▶ [Stated problem] Write out the data again exactly, skipping every picture.

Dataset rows
## start
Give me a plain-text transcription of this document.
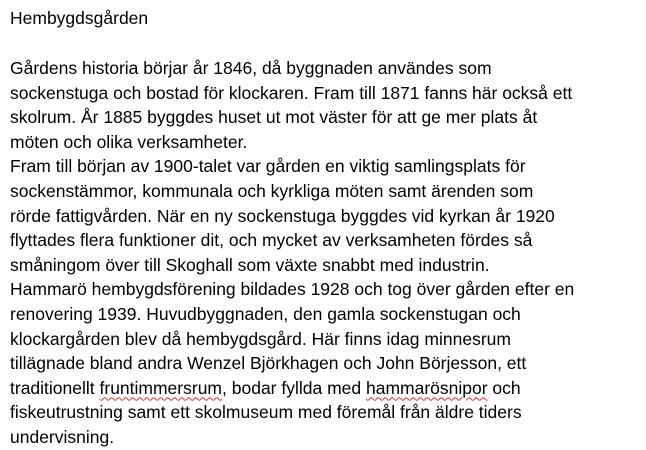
Hembygdsgården
Gårdens historia börjar år 1846, då byggnaden användes som
sockenstuga och bostad för klockaren. Fram till 1871 fanns här också ett
skolrum. År 1885 byggdes huset ut mot väster för att ge mer plats åt
möten och olika verksamheter.
Fram till början av 1900-talet var gården en viktig samlingsplats för
sockenstämmor, kommunala och kyrkliga möten samt ärenden som
rörde fattigvården. När en ny sockenstuga byggdes vid kyrkan år 1920
flyttades flera funktioner dit, och mycket av verksamheten fördes så
småningom över till Skoghall som växte snabbt med industrin.
Hammarö hembygdsförening bildades 1928 och tog över gården efter en
renovering 1939. Huvudbyggnaden, den gamla sockenstugan och
klockargården blev då hembygdsgård. Här finns idag minnesrum
tillägnade bland andra Wenzel Björkhagen och John Börjesson, ett
traditionellt fruntimmersrum, bodar fyllda med hammarösnipor och
fiskeutrustning samt ett skolmuseum med föremål från äldre tiders
undervisning.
## end
▶ [Finished exercise]
Give me a plain-text transcription of this document.
Hembygdsgården
Gårdens historia börjar år 1846, då byggnaden användes som
sockenstuga och bostad för klockaren. Fram till 1871 fanns här också ett
skolrum. År 1885 byggdes huset ut mot väster för att ge mer plats åt
möten och olika verksamheter.
Fram till början av 1900-talet var gården en viktig samlingsplats för
sockenstämmor, kommunala och kyrkliga möten samt ärenden som
rörde fattigvården. När en ny sockenstuga byggdes vid kyrkan år 1920
flyttades flera funktioner dit, och mycket av verksamheten fördes så
småningom över till Skoghall som växte snabbt med industrin.
Hammarö hembygdsförening bildades 1928 och tog över gården efter en
renovering 1939. Huvudbyggnaden, den gamla sockenstugan och
klockargården blev då hembygdsgård. Här finns idag minnesrum
tillägnade bland andra Wenzel Björkhagen och John Börjesson, ett
traditionellt fruntimmersrum, bodar fyllda med hammarösnipor och
fiskeutrustning samt ett skolmuseum med föremål från äldre tiders
undervisning.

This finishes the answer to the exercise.